#### Exercise aim:
Quote the whole listing verbatim.

#### Given data:
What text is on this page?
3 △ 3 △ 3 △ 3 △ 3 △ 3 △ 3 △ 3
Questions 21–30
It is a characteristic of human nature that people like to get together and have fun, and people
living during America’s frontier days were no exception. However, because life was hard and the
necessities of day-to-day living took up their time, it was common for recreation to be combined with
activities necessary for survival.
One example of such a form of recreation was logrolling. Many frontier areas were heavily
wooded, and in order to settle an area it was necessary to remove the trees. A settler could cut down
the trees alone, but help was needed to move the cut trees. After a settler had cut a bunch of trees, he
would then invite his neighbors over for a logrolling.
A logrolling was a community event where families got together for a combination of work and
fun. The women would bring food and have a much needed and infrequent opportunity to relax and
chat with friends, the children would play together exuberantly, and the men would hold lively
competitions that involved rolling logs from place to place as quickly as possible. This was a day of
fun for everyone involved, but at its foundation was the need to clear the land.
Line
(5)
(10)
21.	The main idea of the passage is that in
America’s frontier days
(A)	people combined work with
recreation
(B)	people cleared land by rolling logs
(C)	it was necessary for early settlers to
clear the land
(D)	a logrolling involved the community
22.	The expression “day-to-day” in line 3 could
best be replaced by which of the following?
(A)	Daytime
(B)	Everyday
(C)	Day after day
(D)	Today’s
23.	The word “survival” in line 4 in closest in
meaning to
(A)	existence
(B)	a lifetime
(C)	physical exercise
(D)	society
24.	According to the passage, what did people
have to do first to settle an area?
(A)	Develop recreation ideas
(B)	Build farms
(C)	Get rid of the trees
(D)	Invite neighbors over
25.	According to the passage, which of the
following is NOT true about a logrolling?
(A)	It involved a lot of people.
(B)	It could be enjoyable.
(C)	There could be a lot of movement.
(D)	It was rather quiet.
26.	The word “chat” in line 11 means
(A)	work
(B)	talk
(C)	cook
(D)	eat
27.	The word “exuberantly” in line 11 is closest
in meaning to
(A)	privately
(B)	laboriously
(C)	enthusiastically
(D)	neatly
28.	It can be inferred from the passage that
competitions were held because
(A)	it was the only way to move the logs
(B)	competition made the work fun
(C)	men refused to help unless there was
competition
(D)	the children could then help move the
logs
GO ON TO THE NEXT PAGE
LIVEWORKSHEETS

#### Solution to this exercise:
What text is on this page?
3 △ 3 △ 3 △ 3 △ 3 △ 3 △ 3 △ 3
Questions 21–30
It is a characteristic of human nature that people like to get together and have fun, and people
living during America’s frontier days were no exception. However, because life was hard and the
necessities of day-to-day living took up their time, it was common for recreation to be combined with
activities necessary for survival.
One example of such a form of recreation was logrolling. Many frontier areas were heavily
wooded, and in order to settle an area it was necessary to remove the trees. A settler could cut down
the trees alone, but help was needed to move the cut trees. After a settler had cut a bunch of trees, he
would then invite his neighbors over for a logrolling.
A logrolling was a community event where families got together for a combination of work and
fun. The women would bring food and have a much needed and infrequent opportunity to relax and
chat with friends, the children would play together exuberantly, and the men would hold lively
competitions that involved rolling logs from place to place as quickly as possible. This was a day of
fun for everyone involved, but at its foundation was the need to clear the land.
Line
(5)
(10)
21.	The main idea of the passage is that in
America’s frontier days
(A)	people combined work with
recreation
(B)	people cleared land by rolling logs
(C)	it was necessary for early settlers to
clear the land
(D)	a logrolling involved the community
22.	The expression “day-to-day” in line 3 could
best be replaced by which of the following?
(A)	Daytime
(B)	Everyday
(C)	Day after day
(D)	Today’s
23.	The word “survival” in line 4 in closest in
meaning to
(A)	existence
(B)	a lifetime
(C)	physical exercise
(D)	society
24.	According to the passage, what did people
have to do first to settle an area?
(A)	Develop recreation ideas
(B)	Build farms
(C)	Get rid of the trees
(D)	Invite neighbors over
25.	According to the passage, which of the
following is NOT true about a logrolling?
(A)	It involved a lot of people.
(B)	It could be enjoyable.
(C)	There could be a lot of movement.
(D)	It was rather quiet.
26.	The word “chat” in line 11 means
(A)	work
(B)	talk
(C)	cook
(D)	eat
27.	The word “exuberantly” in line 11 is closest
in meaning to
(A)	privately
(B)	laboriously
(C)	enthusiastically
(D)	neatly
28.	It can be inferred from the passage that
competitions were held because
(A)	it was the only way to move the logs
(B)	competition made the work fun
(C)	men refused to help unless there was
competition
(D)	the children could then help move the
logs
GO ON TO THE NEXT PAGE
LIVEWORKSHEETS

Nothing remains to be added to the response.